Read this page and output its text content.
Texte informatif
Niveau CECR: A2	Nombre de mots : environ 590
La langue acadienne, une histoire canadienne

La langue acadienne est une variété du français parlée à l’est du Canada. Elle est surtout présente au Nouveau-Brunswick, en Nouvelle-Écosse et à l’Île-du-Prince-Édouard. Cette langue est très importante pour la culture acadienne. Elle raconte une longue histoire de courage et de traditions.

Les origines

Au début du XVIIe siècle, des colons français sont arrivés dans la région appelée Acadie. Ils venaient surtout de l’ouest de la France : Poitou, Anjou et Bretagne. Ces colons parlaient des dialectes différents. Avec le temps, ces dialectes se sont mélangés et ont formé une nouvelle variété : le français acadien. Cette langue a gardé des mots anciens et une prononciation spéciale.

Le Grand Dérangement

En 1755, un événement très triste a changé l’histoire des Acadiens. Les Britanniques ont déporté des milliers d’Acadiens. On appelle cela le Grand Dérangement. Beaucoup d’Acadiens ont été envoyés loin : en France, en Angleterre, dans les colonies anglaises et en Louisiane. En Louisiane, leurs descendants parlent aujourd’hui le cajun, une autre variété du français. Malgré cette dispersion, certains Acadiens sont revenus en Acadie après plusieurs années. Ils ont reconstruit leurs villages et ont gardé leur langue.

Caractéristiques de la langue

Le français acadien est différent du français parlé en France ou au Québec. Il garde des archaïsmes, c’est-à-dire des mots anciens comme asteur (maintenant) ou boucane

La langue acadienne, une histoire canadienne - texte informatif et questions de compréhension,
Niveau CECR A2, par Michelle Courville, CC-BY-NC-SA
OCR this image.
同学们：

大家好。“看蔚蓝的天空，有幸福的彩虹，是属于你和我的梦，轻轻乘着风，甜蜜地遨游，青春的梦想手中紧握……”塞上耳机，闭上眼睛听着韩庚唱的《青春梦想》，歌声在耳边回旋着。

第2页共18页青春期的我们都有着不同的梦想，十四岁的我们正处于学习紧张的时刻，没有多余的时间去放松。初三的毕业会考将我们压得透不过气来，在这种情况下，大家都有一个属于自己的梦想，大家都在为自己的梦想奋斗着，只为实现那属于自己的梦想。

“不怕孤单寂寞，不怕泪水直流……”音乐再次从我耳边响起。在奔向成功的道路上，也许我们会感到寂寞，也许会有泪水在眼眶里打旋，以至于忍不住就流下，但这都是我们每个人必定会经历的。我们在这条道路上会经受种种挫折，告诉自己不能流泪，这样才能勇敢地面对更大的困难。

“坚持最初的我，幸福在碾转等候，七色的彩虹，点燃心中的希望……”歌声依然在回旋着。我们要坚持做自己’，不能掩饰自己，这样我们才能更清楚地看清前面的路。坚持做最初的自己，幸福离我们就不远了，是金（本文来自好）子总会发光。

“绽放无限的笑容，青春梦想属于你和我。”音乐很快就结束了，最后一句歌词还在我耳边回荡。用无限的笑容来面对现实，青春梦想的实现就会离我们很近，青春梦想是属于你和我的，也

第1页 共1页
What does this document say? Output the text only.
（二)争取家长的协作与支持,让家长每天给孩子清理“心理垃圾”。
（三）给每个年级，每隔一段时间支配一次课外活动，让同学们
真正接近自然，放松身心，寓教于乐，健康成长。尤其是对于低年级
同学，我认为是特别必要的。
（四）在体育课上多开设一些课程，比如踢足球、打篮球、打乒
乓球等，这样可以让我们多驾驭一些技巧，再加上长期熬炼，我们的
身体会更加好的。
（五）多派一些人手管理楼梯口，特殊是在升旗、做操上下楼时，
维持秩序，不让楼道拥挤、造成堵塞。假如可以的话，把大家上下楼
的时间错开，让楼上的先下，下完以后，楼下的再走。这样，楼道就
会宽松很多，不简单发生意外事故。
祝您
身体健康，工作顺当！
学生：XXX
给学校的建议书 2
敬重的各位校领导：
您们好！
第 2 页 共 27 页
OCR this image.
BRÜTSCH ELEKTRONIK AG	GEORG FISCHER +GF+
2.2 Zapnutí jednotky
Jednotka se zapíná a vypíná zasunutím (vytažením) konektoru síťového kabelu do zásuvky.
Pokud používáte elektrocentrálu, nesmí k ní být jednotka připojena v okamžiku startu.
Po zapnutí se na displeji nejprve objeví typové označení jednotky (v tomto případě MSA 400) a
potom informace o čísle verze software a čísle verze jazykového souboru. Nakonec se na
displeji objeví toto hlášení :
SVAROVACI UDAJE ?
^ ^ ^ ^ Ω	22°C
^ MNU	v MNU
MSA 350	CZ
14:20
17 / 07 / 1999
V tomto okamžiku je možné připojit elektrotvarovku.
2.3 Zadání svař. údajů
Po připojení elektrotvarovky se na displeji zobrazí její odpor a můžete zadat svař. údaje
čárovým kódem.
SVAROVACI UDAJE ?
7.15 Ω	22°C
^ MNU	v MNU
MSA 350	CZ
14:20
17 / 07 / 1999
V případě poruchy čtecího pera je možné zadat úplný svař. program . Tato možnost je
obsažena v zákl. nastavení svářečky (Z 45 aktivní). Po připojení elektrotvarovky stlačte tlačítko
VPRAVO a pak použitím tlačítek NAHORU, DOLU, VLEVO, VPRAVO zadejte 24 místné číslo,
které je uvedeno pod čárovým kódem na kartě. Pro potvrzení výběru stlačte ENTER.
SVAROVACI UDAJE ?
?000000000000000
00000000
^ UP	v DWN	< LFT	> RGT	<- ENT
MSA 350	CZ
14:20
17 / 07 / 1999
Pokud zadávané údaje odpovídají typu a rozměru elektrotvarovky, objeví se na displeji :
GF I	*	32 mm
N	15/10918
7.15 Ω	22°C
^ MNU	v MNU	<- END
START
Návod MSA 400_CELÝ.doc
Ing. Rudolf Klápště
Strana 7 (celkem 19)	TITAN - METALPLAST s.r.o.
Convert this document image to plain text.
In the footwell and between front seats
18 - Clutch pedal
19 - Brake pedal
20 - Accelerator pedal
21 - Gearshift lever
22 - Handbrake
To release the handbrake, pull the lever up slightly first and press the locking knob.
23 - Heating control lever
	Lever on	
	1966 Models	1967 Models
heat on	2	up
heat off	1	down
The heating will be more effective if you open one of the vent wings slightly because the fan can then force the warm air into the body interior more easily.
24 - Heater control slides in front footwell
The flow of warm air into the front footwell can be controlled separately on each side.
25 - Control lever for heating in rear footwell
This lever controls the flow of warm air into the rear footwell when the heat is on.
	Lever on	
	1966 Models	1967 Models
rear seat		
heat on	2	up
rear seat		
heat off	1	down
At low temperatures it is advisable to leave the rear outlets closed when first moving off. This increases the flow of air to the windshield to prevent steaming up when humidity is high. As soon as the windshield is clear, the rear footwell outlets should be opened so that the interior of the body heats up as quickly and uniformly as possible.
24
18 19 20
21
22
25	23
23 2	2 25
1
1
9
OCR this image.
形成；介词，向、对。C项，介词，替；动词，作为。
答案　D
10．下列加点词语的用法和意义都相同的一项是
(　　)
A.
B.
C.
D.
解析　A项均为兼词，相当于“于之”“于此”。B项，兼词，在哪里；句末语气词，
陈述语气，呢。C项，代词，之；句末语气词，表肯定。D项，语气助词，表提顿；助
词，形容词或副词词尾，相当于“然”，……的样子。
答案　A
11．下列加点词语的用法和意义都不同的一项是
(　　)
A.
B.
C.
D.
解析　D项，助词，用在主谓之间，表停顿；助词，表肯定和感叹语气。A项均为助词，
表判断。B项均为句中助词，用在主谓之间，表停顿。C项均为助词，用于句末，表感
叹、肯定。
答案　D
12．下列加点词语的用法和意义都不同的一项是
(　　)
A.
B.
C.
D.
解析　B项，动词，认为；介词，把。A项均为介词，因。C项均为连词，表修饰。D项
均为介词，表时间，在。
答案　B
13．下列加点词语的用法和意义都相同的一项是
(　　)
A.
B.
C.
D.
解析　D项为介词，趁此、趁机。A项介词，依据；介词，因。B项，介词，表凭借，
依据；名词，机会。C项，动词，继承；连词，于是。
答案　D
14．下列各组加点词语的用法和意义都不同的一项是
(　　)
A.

- [Written task]: Each line that holds the word "okamžiku" should be extracted from the records.

- [Result of this exercise]:
Pokud používáte elektrocentrálu, nesmí k ní být jednotka připojena v okamžiku startu.
V tomto okamžiku je možné připojit elektrotvarovku.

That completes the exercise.